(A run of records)
━━━━━━━━

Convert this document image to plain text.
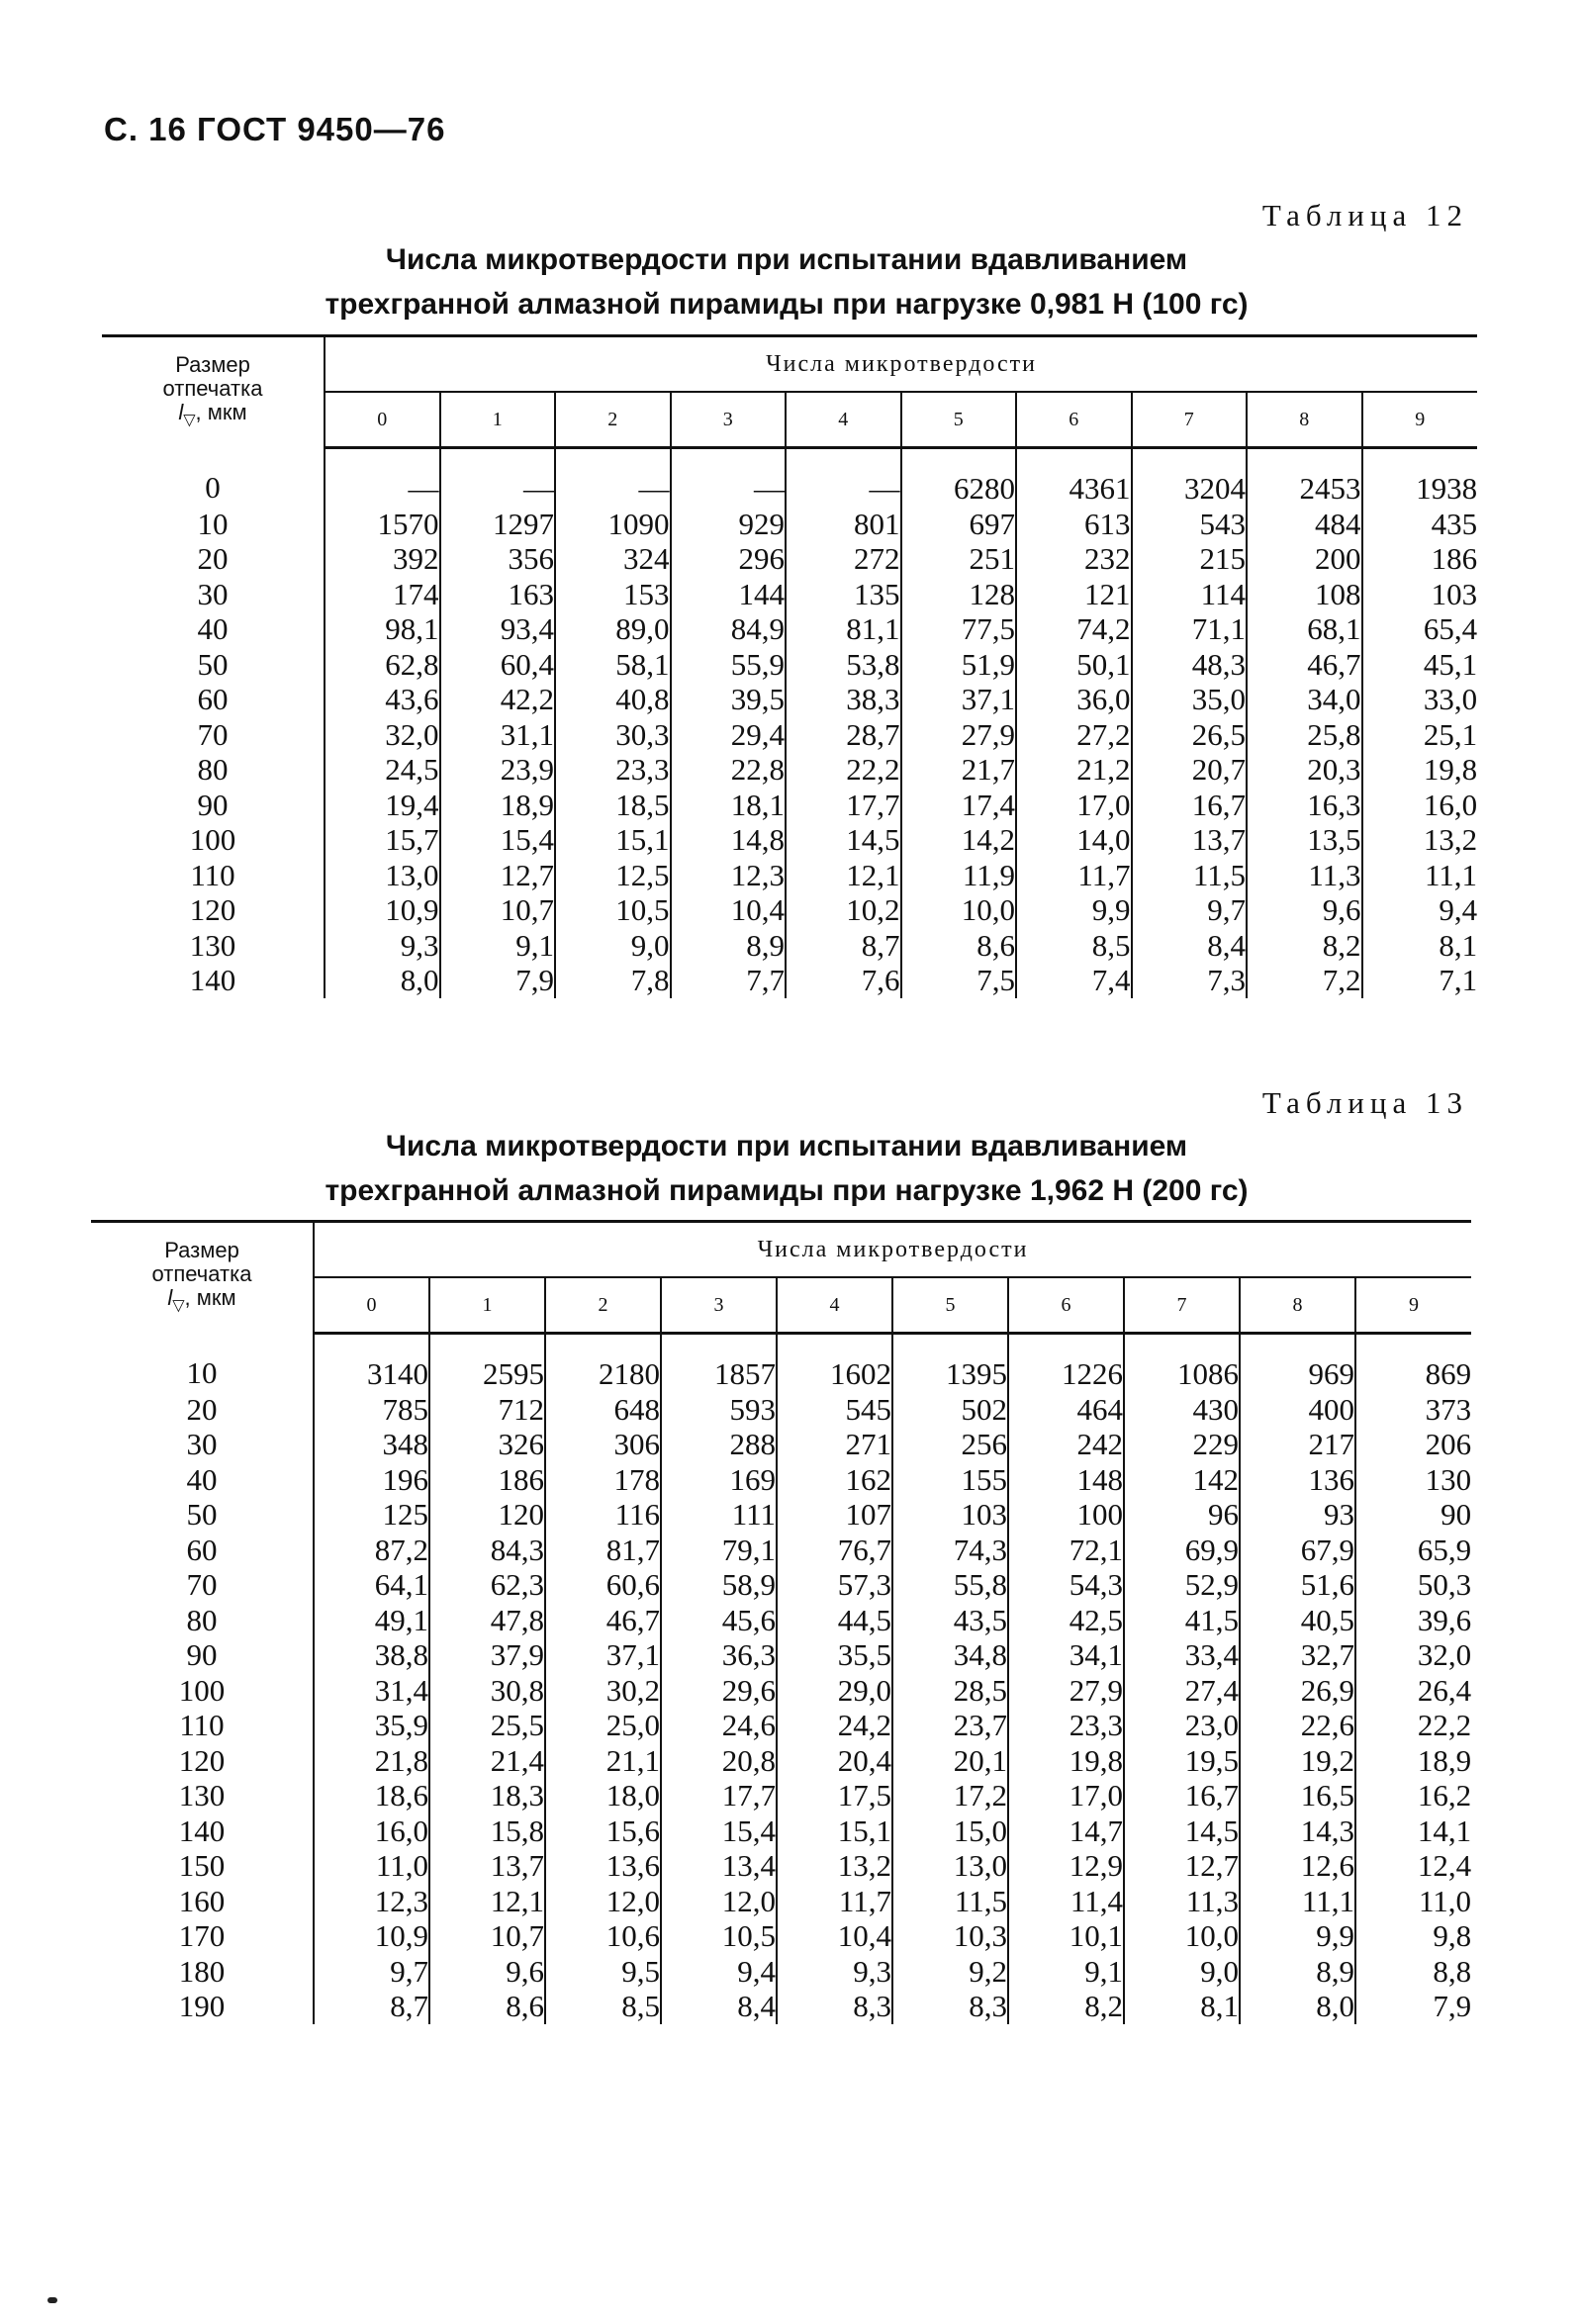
С. 16 ГОСТ 9450—76
Таблица 12
Числа микротвердости при испытании вдавливанием
трехгранной алмазной пирамиды при нагрузке 0,981 Н (100 гс)
Размер
отпечатка
$l_▽$, мкм	Числа микротвердости									
	0	1	2	3	4	5	6	7	8	9
0	—	—	—	—	—	6280	4361	3204	2453	1938
10	1570	1297	1090	929	801	697	613	543	484	435
20	392	356	324	296	272	251	232	215	200	186
30	174	163	153	144	135	128	121	114	108	103
40	98,1	93,4	89,0	84,9	81,1	77,5	74,2	71,1	68,1	65,4
50	62,8	60,4	58,1	55,9	53,8	51,9	50,1	48,3	46,7	45,1
60	43,6	42,2	40,8	39,5	38,3	37,1	36,0	35,0	34,0	33,0
70	32,0	31,1	30,3	29,4	28,7	27,9	27,2	26,5	25,8	25,1
80	24,5	23,9	23,3	22,8	22,2	21,7	21,2	20,7	20,3	19,8
90	19,4	18,9	18,5	18,1	17,7	17,4	17,0	16,7	16,3	16,0
100	15,7	15,4	15,1	14,8	14,5	14,2	14,0	13,7	13,5	13,2
110	13,0	12,7	12,5	12,3	12,1	11,9	11,7	11,5	11,3	11,1
120	10,9	10,7	10,5	10,4	10,2	10,0	9,9	9,7	9,6	9,4
130	9,3	9,1	9,0	8,9	8,7	8,6	8,5	8,4	8,2	8,1
140	8,0	7,9	7,8	7,7	7,6	7,5	7,4	7,3	7,2	7,1
Таблица 13
Числа микротвердости при испытании вдавливанием
трехгранной алмазной пирамиды при нагрузке 1,962 Н (200 гс)
Размер
отпечатка
$l_▽$, мкм	Числа микротвердости									
	0	1	2	3	4	5	6	7	8	9
10	3140	2595	2180	1857	1602	1395	1226	1086	969	869
20	785	712	648	593	545	502	464	430	400	373
30	348	326	306	288	271	256	242	229	217	206
40	196	186	178	169	162	155	148	142	136	130
50	125	120	116	111	107	103	100	96	93	90
60	87,2	84,3	81,7	79,1	76,7	74,3	72,1	69,9	67,9	65,9
70	64,1	62,3	60,6	58,9	57,3	55,8	54,3	52,9	51,6	50,3
80	49,1	47,8	46,7	45,6	44,5	43,5	42,5	41,5	40,5	39,6
90	38,8	37,9	37,1	36,3	35,5	34,8	34,1	33,4	32,7	32,0
100	31,4	30,8	30,2	29,6	29,0	28,5	27,9	27,4	26,9	26,4
110	35,9	25,5	25,0	24,6	24,2	23,7	23,3	23,0	22,6	22,2
120	21,8	21,4	21,1	20,8	20,4	20,1	19,8	19,5	19,2	18,9
130	18,6	18,3	18,0	17,7	17,5	17,2	17,0	16,7	16,5	16,2
140	16,0	15,8	15,6	15,4	15,1	15,0	14,7	14,5	14,3	14,1
150	11,0	13,7	13,6	13,4	13,2	13,0	12,9	12,7	12,6	12,4
160	12,3	12,1	12,0	12,0	11,7	11,5	11,4	11,3	11,1	11,0
170	10,9	10,7	10,6	10,5	10,4	10,3	10,1	10,0	9,9	9,8
180	9,7	9,6	9,5	9,4	9,3	9,2	9,1	9,0	8,9	8,8
190	8,7	8,6	8,5	8,4	8,3	8,3	8,2	8,1	8,0	7,9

━━━━━━━━

Task goal —
Copy every line in the listing above where the string "нагрузке" turns up.

Reply to the task —
трехгранной алмазной пирамиды при нагрузке 0,981 Н (100 гс)
трехгранной алмазной пирамиды при нагрузке 1,962 Н (200 гс)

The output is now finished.